=== SUPPLIED TEXT ===
Artificial Intelligence (AI) – Guidance for Judicial Office Holders

New guidance has been outlined for judges to help them navigate the use of AI in their roles.

3 January 2024

Artificial intelligence

New Guidance was published on 12 December 2023 by the Courts and Tribunals Judiciary service: Artificial Intelligence (AI) – Guidance for Judicial Office Holders. It’s intended to assist and instruct judges on their use of AI.

The purpose of this guidance is to highlight the risk of difficulties arising and to temper reliance by the judiciary upon AI in the work that they and their staff undertake. It suggests ways to avoid unreliable and potentially fundamentally flawed judgments.

How can judges use AI?

When employing AI tools to undertake judgment research, judges are required to observe principles of confidentiality and prudence. As always, they must be forever mindful of their personal responsibility for the rulings that they establish.

Judges are also specifically instructed to supervise work undertaken by their clerks or assistants who might by using AI tools themselves to undertake tasks in the production of judgments.

The guidance envisages AI as a secondary tool, more so utilised as a back up to paid services provided by more readily available and traditional legal research platforms and data bases.

Additionally, by the guidance judges are prohibited from entering confidential or private data into public AI platforms so as to underpin the integrity of the judicial process and to mitigate against data protection breaches.

=== RECORDS SUPPLIED ===
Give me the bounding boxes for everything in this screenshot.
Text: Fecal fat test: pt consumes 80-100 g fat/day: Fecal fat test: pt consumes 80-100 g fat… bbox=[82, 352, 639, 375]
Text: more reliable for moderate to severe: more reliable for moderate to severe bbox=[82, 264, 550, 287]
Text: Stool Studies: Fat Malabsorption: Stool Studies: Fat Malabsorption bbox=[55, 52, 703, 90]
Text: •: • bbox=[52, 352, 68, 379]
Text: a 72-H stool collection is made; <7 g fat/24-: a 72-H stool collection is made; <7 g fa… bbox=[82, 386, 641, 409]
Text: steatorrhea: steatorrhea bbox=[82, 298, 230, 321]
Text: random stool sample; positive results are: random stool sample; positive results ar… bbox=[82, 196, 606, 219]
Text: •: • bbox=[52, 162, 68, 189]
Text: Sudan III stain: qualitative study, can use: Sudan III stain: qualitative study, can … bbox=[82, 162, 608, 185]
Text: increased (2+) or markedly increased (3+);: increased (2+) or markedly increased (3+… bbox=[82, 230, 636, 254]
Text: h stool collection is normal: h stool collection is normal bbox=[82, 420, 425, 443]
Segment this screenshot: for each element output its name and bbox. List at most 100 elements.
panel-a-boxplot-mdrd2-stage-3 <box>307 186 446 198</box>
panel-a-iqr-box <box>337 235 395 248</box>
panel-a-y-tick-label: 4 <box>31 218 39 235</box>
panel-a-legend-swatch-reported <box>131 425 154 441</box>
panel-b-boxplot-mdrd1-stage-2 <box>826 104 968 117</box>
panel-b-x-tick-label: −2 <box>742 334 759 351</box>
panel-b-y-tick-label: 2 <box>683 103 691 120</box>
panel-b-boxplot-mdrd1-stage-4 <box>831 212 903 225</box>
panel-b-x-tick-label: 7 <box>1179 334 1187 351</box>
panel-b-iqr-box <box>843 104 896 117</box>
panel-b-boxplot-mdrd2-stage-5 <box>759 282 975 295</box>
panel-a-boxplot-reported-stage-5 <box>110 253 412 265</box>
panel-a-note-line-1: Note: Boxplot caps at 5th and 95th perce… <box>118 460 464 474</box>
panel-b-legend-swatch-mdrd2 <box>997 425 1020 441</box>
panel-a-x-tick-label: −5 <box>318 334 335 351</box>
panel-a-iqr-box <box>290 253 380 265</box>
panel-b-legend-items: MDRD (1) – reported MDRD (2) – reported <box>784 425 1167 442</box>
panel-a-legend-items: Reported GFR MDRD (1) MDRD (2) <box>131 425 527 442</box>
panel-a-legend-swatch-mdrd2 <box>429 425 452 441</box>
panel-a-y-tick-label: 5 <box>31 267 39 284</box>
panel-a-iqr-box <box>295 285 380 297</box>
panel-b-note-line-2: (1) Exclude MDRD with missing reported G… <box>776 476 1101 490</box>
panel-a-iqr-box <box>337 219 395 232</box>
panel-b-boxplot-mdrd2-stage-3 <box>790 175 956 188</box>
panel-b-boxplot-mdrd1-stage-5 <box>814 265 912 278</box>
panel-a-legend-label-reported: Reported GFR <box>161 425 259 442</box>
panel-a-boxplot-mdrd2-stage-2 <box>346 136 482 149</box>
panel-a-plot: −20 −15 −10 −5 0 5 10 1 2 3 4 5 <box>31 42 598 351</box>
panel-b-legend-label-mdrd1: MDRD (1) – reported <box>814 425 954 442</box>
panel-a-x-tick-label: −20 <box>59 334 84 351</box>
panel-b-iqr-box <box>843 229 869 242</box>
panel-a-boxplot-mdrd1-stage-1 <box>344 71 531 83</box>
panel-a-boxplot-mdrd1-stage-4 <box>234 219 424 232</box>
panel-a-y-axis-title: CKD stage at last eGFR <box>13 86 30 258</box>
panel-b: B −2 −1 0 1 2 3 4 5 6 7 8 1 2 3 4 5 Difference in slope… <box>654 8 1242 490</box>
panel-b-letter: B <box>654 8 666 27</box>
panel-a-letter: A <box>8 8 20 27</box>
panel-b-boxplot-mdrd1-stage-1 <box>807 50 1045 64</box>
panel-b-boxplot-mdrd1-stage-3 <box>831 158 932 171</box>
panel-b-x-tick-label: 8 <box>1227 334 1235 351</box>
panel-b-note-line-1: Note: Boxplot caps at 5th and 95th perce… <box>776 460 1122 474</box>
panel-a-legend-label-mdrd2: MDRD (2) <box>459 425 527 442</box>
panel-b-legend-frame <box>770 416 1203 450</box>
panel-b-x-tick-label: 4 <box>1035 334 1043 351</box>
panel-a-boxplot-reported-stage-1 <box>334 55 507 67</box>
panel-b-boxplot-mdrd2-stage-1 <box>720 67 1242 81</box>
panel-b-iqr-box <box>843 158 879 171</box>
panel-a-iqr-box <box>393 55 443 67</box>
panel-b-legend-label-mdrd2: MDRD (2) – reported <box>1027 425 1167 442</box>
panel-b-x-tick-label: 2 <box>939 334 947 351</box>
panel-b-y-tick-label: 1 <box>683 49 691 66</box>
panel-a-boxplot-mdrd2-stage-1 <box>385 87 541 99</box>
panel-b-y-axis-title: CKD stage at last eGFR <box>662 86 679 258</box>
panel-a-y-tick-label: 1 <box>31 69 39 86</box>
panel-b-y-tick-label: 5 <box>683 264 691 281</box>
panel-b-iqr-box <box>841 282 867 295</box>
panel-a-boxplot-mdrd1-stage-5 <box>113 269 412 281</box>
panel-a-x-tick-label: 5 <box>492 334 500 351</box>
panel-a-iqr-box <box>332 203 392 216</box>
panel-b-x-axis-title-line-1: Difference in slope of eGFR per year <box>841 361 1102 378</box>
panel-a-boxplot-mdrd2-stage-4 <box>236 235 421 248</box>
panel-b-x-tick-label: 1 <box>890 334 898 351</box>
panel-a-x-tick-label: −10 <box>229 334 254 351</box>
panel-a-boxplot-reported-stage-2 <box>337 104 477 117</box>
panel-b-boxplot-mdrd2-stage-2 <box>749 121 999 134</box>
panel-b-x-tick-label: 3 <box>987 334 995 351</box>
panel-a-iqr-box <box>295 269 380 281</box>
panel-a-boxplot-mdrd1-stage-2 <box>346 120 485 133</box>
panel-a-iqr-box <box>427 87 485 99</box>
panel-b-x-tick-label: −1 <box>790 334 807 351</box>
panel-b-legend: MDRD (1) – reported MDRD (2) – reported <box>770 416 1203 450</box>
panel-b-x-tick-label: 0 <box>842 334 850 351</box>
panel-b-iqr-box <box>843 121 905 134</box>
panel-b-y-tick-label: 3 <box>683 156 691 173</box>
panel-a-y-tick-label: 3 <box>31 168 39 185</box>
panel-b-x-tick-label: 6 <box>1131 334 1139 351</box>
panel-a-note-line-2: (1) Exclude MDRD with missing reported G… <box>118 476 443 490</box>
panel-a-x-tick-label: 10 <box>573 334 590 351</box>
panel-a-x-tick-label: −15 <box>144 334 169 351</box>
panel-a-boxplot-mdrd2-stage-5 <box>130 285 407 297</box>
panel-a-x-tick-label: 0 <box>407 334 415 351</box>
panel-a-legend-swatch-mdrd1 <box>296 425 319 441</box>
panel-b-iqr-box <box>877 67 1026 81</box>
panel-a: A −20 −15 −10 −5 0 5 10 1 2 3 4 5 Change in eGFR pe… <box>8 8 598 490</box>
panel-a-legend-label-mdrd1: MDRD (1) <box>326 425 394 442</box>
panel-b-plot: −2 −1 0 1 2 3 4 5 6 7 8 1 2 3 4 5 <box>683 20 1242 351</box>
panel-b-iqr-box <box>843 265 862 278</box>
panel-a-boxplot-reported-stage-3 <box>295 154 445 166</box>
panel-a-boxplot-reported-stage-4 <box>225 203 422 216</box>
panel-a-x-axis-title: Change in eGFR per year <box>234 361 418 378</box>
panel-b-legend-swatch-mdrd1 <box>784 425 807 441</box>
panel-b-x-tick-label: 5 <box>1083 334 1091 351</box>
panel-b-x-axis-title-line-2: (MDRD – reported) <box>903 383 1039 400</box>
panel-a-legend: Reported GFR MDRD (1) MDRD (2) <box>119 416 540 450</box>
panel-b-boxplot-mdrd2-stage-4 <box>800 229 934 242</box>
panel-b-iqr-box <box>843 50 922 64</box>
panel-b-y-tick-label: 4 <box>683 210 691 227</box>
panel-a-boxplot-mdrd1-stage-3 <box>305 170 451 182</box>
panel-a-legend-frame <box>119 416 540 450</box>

=== TASK OBJECTIVE ===
Rewrite the part of the AI guidance text starting with "New guidance has" and going on through "judges use AI?", substituting "personnel" for "staff".

=== SOLUTION ===
New guidance has been outlined for judges to help them navigate the use of AI in their roles.

3 January 2024

Artificial intelligence

New Guidance was published on 12 December 2023 by the Courts and Tribunals Judiciary service: Artificial Intelligence (AI) – Guidance for Judicial Office Holders. It’s intended to assist and instruct judges on their use of AI.

The purpose of this guidance is to highlight the risk of difficulties arising and to temper reliance by the judiciary upon AI in the work that they and their personnel undertake. It suggests ways to avoid unreliable and potentially fundamentally flawed judgments.

How can judges use AI?